**Problem to work on:**
Extract the records in full, leaving every picture out.
====== Dataset
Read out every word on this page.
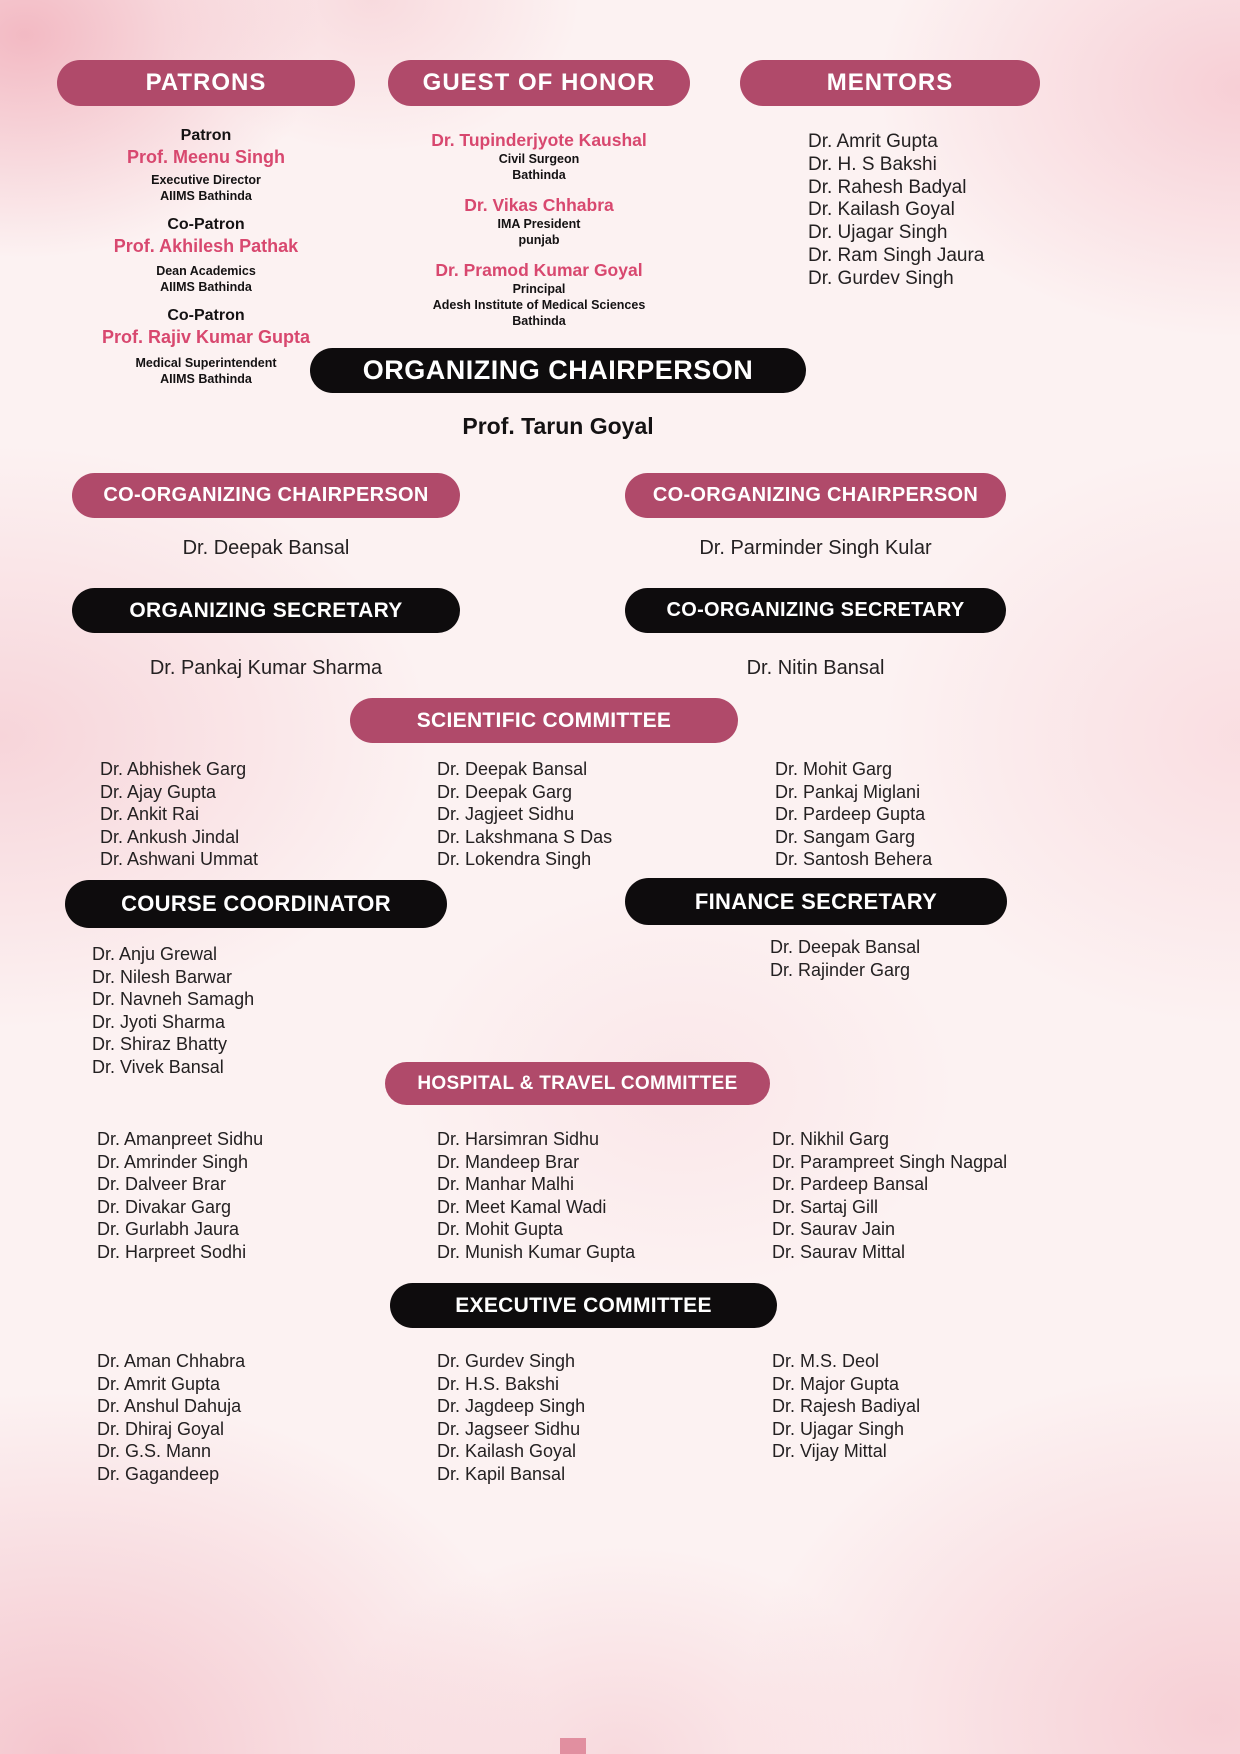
PATRONS	GUEST OF HONOR	MENTORS
Patron
Prof. Meenu Singh
Executive Director
AIIMS Bathinda
Co-Patron
Prof. Akhilesh Pathak
Dean Academics
AIIMS Bathinda
Co-Patron
Prof. Rajiv Kumar Gupta
Medical Superintendent
AIIMS Bathinda
Dr. Tupinderjyote Kaushal
Civil Surgeon
Bathinda
Dr. Vikas Chhabra
IMA President
punjab
Dr. Pramod Kumar Goyal
Principal
Adesh Institute of Medical Sciences
Bathinda
Dr. Amrit Gupta
Dr. H. S Bakshi
Dr. Rahesh Badyal
Dr. Kailash Goyal
Dr. Ujagar Singh
Dr. Ram Singh Jaura
Dr. Gurdev Singh
ORGANIZING CHAIRPERSON
Prof. Tarun Goyal
CO-ORGANIZING CHAIRPERSON	CO-ORGANIZING CHAIRPERSON
Dr. Deepak Bansal	Dr. Parminder Singh Kular
ORGANIZING SECRETARY	CO-ORGANIZING SECRETARY
Dr. Pankaj Kumar Sharma	Dr. Nitin Bansal
SCIENTIFIC COMMITTEE
Dr. Abhishek Garg
Dr. Ajay Gupta
Dr. Ankit Rai
Dr. Ankush Jindal
Dr. Ashwani Ummat
Dr. Deepak Bansal
Dr. Deepak Garg
Dr. Jagjeet Sidhu
Dr. Lakshmana S Das
Dr. Lokendra Singh
Dr. Mohit Garg
Dr. Pankaj Miglani
Dr. Pardeep Gupta
Dr. Sangam Garg
Dr. Santosh Behera
COURSE COORDINATOR
Dr. Anju Grewal
Dr. Nilesh Barwar
Dr. Navneh Samagh
Dr. Jyoti Sharma
Dr. Shiraz Bhatty
Dr. Vivek Bansal
FINANCE SECRETARY
Dr. Deepak Bansal
Dr. Rajinder Garg
HOSPITAL & TRAVEL COMMITTEE
Dr. Amanpreet Sidhu
Dr. Amrinder Singh
Dr. Dalveer Brar
Dr. Divakar Garg
Dr. Gurlabh Jaura
Dr. Harpreet Sodhi
Dr. Harsimran Sidhu
Dr. Mandeep Brar
Dr. Manhar Malhi
Dr. Meet Kamal Wadi
Dr. Mohit Gupta
Dr. Munish Kumar Gupta
Dr. Nikhil Garg
Dr. Parampreet Singh Nagpal
Dr. Pardeep Bansal
Dr. Sartaj Gill
Dr. Saurav Jain
Dr. Saurav Mittal
EXECUTIVE COMMITTEE
Dr. Aman Chhabra
Dr. Amrit Gupta
Dr. Anshul Dahuja
Dr. Dhiraj Goyal
Dr. G.S. Mann
Dr. Gagandeep
Dr. Gurdev Singh
Dr. H.S. Bakshi
Dr. Jagdeep Singh
Dr. Jagseer Sidhu
Dr. Kailash Goyal
Dr. Kapil Bansal
Dr. M.S. Deol
Dr. Major Gupta
Dr. Rajesh Badiyal
Dr. Ujagar Singh
Dr. Vijay Mittal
============
**Final answer:**
Read out every word on this page.
PATRONS	GUEST OF HONOR	MENTORS
Patron
Prof. Meenu Singh
Executive Director
AIIMS Bathinda
Co-Patron
Prof. Akhilesh Pathak
Dean Academics
AIIMS Bathinda
Co-Patron
Prof. Rajiv Kumar Gupta
Medical Superintendent
AIIMS Bathinda
Dr. Tupinderjyote Kaushal
Civil Surgeon
Bathinda
Dr. Vikas Chhabra
IMA President
punjab
Dr. Pramod Kumar Goyal
Principal
Adesh Institute of Medical Sciences
Bathinda
Dr. Amrit Gupta
Dr. H. S Bakshi
Dr. Rahesh Badyal
Dr. Kailash Goyal
Dr. Ujagar Singh
Dr. Ram Singh Jaura
Dr. Gurdev Singh
ORGANIZING CHAIRPERSON
Prof. Tarun Goyal
CO-ORGANIZING CHAIRPERSON	CO-ORGANIZING CHAIRPERSON
Dr. Deepak Bansal	Dr. Parminder Singh Kular
ORGANIZING SECRETARY	CO-ORGANIZING SECRETARY
Dr. Pankaj Kumar Sharma	Dr. Nitin Bansal
SCIENTIFIC COMMITTEE
Dr. Abhishek Garg
Dr. Ajay Gupta
Dr. Ankit Rai
Dr. Ankush Jindal
Dr. Ashwani Ummat
Dr. Deepak Bansal
Dr. Deepak Garg
Dr. Jagjeet Sidhu
Dr. Lakshmana S Das
Dr. Lokendra Singh
Dr. Mohit Garg
Dr. Pankaj Miglani
Dr. Pardeep Gupta
Dr. Sangam Garg
Dr. Santosh Behera
COURSE COORDINATOR
Dr. Anju Grewal
Dr. Nilesh Barwar
Dr. Navneh Samagh
Dr. Jyoti Sharma
Dr. Shiraz Bhatty
Dr. Vivek Bansal
FINANCE SECRETARY
Dr. Deepak Bansal
Dr. Rajinder Garg
HOSPITAL & TRAVEL COMMITTEE
Dr. Amanpreet Sidhu
Dr. Amrinder Singh
Dr. Dalveer Brar
Dr. Divakar Garg
Dr. Gurlabh Jaura
Dr. Harpreet Sodhi
Dr. Harsimran Sidhu
Dr. Mandeep Brar
Dr. Manhar Malhi
Dr. Meet Kamal Wadi
Dr. Mohit Gupta
Dr. Munish Kumar Gupta
Dr. Nikhil Garg
Dr. Parampreet Singh Nagpal
Dr. Pardeep Bansal
Dr. Sartaj Gill
Dr. Saurav Jain
Dr. Saurav Mittal
EXECUTIVE COMMITTEE
Dr. Aman Chhabra
Dr. Amrit Gupta
Dr. Anshul Dahuja
Dr. Dhiraj Goyal
Dr. G.S. Mann
Dr. Gagandeep
Dr. Gurdev Singh
Dr. H.S. Bakshi
Dr. Jagdeep Singh
Dr. Jagseer Sidhu
Dr. Kailash Goyal
Dr. Kapil Bansal
Dr. M.S. Deol
Dr. Major Gupta
Dr. Rajesh Badiyal
Dr. Ujagar Singh
Dr. Vijay Mittal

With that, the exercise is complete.